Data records
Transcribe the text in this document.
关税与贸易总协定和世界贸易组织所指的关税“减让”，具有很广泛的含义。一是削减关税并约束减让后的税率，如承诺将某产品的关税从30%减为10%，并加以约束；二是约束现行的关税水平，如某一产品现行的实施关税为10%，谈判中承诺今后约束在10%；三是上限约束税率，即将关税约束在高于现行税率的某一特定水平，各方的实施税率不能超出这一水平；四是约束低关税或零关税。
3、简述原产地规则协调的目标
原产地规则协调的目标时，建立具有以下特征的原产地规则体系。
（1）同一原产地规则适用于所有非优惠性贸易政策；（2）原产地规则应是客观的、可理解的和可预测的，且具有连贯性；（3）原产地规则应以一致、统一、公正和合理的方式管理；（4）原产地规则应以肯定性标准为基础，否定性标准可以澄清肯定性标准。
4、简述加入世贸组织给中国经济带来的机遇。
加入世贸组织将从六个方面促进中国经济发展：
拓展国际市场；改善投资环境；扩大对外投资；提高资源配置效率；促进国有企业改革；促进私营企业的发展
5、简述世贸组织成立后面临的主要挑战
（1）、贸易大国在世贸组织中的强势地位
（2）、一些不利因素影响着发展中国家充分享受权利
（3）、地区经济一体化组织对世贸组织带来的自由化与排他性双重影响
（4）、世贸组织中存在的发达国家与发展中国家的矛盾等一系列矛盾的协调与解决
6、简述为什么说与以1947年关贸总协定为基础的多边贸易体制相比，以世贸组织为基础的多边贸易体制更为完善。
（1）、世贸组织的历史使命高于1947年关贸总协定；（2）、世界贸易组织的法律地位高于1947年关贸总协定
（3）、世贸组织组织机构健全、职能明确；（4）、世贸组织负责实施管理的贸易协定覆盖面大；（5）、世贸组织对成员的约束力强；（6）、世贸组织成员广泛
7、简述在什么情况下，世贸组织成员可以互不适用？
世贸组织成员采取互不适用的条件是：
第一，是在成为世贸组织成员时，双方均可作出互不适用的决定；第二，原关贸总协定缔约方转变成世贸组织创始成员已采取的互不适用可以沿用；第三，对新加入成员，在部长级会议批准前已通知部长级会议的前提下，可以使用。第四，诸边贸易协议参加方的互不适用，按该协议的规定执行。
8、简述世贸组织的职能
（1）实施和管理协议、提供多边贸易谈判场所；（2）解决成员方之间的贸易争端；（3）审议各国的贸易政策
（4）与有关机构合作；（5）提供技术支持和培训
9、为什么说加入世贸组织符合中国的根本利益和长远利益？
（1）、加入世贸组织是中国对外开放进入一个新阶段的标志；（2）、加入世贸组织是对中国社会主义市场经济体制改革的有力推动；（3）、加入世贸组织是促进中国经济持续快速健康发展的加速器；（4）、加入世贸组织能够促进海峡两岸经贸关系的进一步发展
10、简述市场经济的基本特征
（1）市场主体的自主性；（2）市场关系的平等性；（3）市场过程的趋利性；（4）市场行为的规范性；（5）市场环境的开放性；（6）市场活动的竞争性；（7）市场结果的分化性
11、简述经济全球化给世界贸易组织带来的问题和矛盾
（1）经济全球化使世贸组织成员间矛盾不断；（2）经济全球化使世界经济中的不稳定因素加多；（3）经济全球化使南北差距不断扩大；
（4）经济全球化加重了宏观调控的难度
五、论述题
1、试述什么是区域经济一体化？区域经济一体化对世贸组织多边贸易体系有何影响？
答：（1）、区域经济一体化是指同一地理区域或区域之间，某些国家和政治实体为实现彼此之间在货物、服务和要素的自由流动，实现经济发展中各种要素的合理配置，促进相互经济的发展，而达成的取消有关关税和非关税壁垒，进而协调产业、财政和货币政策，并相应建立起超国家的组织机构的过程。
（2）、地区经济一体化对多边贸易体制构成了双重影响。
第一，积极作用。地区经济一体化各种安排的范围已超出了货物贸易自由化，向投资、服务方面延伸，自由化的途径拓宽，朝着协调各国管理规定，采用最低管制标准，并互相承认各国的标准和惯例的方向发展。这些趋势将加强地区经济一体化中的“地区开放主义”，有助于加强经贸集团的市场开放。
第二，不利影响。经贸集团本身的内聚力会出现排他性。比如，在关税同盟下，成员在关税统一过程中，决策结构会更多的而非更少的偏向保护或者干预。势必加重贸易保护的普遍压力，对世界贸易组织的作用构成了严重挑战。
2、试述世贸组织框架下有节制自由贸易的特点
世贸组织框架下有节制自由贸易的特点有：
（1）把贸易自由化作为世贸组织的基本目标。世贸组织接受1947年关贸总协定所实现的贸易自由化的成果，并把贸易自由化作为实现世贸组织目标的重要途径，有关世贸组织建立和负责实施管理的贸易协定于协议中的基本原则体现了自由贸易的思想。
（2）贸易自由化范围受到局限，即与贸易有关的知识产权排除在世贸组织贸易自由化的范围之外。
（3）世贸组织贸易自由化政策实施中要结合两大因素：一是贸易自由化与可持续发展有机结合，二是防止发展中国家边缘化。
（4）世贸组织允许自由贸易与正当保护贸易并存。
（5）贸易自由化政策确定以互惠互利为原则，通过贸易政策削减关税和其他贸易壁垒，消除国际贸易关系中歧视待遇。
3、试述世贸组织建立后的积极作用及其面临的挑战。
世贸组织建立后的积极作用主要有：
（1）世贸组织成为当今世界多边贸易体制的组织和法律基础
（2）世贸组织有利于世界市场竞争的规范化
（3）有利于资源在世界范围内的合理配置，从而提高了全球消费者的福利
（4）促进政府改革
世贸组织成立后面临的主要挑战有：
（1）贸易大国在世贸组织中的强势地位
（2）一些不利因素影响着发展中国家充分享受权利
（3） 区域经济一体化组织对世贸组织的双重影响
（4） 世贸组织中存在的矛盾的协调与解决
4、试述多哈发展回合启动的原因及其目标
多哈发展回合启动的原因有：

* _Work to be completed_: Show all lines from the data above in which the word "贸易大国在世贸组织中的强势地位" appears.

* _Answer for the task_:
（1）、贸易大国在世贸组织中的强势地位
（1）贸易大国在世贸组织中的强势地位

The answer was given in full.